> [Directions]: Write the data out again exactly, with no pictures.

> [Recorded information]:
◇ ◇ ◇ ◇

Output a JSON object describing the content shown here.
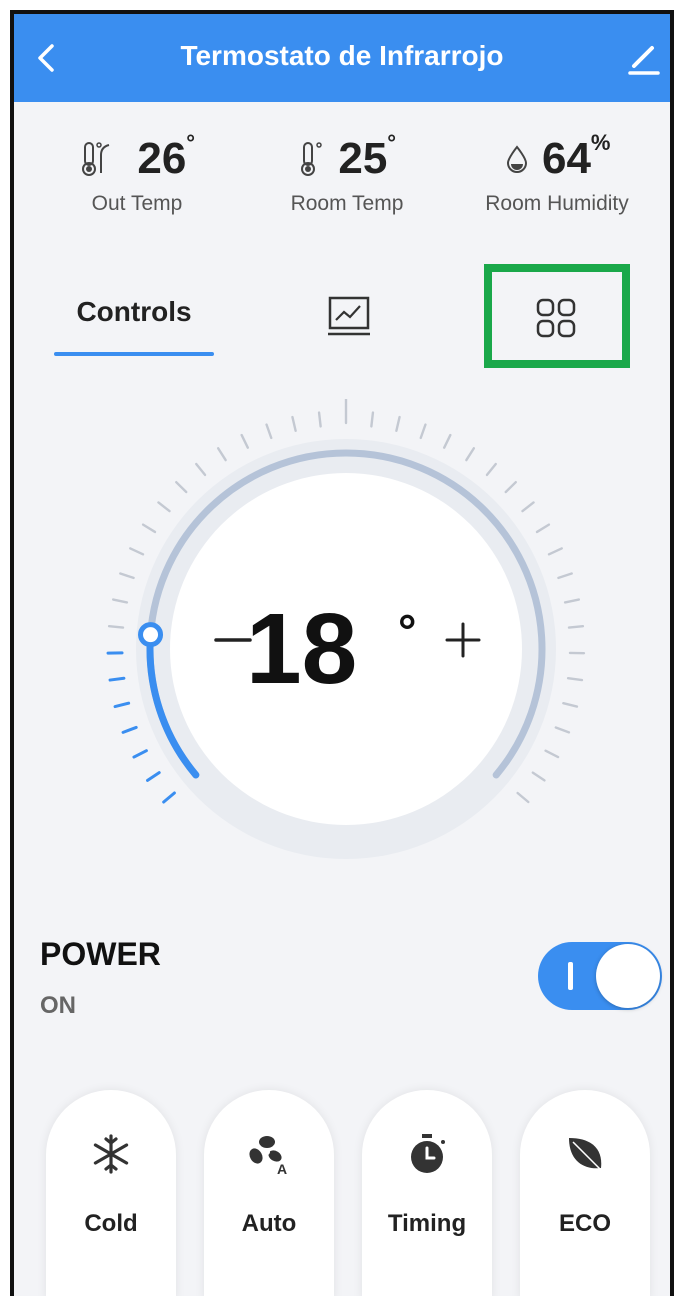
{
  "header": {
    "title": "Termostato de Infrarrojo"
  },
  "stats": [
    {
      "value": "26",
      "unit": "°",
      "label": "Out Temp"
    },
    {
      "value": "25",
      "unit": "°",
      "label": "Room Temp"
    },
    {
      "value": "64",
      "unit": "%",
      "label": "Room Humidity"
    }
  ],
  "tabs": {
    "controls_label": "Controls"
  },
  "dial": {
    "setpoint": "18",
    "unit": "°",
    "level_fraction": 0.17
  },
  "power": {
    "label": "POWER",
    "state": "ON",
    "toggle_on": true
  },
  "modes": [
    {
      "label": "Cold",
      "icon": "snowflake-icon"
    },
    {
      "label": "Auto",
      "icon": "fan-auto-icon"
    },
    {
      "label": "Timing",
      "icon": "timer-icon"
    },
    {
      "label": "ECO",
      "icon": "leaf-icon"
    }
  ],
  "colors": {
    "accent": "#3a8ef0",
    "highlight": "#1aa84a",
    "background": "#f3f4f7"
  }
}
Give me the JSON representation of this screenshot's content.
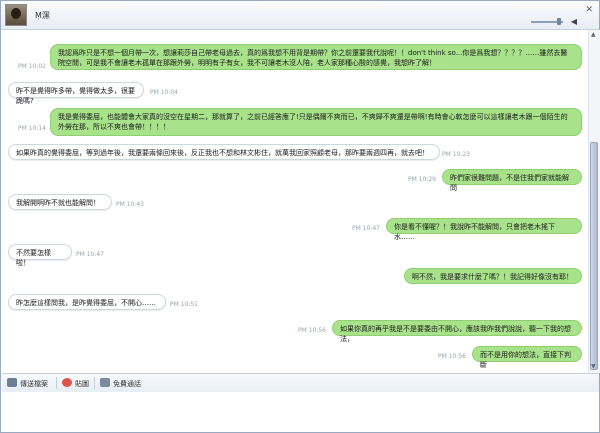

◇ ◇ ◇ ◇

> [Correct result]:
Output a JSON object describing the content shown here.
{
  "header": {
    "title": "Termostato de Infrarrojo"
  },
  "stats": [
    {
      "value": "26",
      "unit": "°",
      "label": "Out Temp"
    },
    {
      "value": "25",
      "unit": "°",
      "label": "Room Temp"
    },
    {
      "value": "64",
      "unit": "%",
      "label": "Room Humidity"
    }
  ],
  "tabs": {
    "controls_label": "Controls"
  },
  "dial": {
    "setpoint": "18",
    "unit": "°",
    "level_fraction": 0.17
  },
  "power": {
    "label": "POWER",
    "state": "ON",
    "toggle_on": true
  },
  "modes": [
    {
      "label": "Cold",
      "icon": "snowflake-icon"
    },
    {
      "label": "Auto",
      "icon": "fan-auto-icon"
    },
    {
      "label": "Timing",
      "icon": "timer-icon"
    },
    {
      "label": "ECO",
      "icon": "leaf-icon"
    }
  ],
  "colors": {
    "accent": "#3a8ef0",
    "highlight": "#1aa84a",
    "background": "#f3f4f7"
  }
}
Give me the JSON representation of this screenshot's content.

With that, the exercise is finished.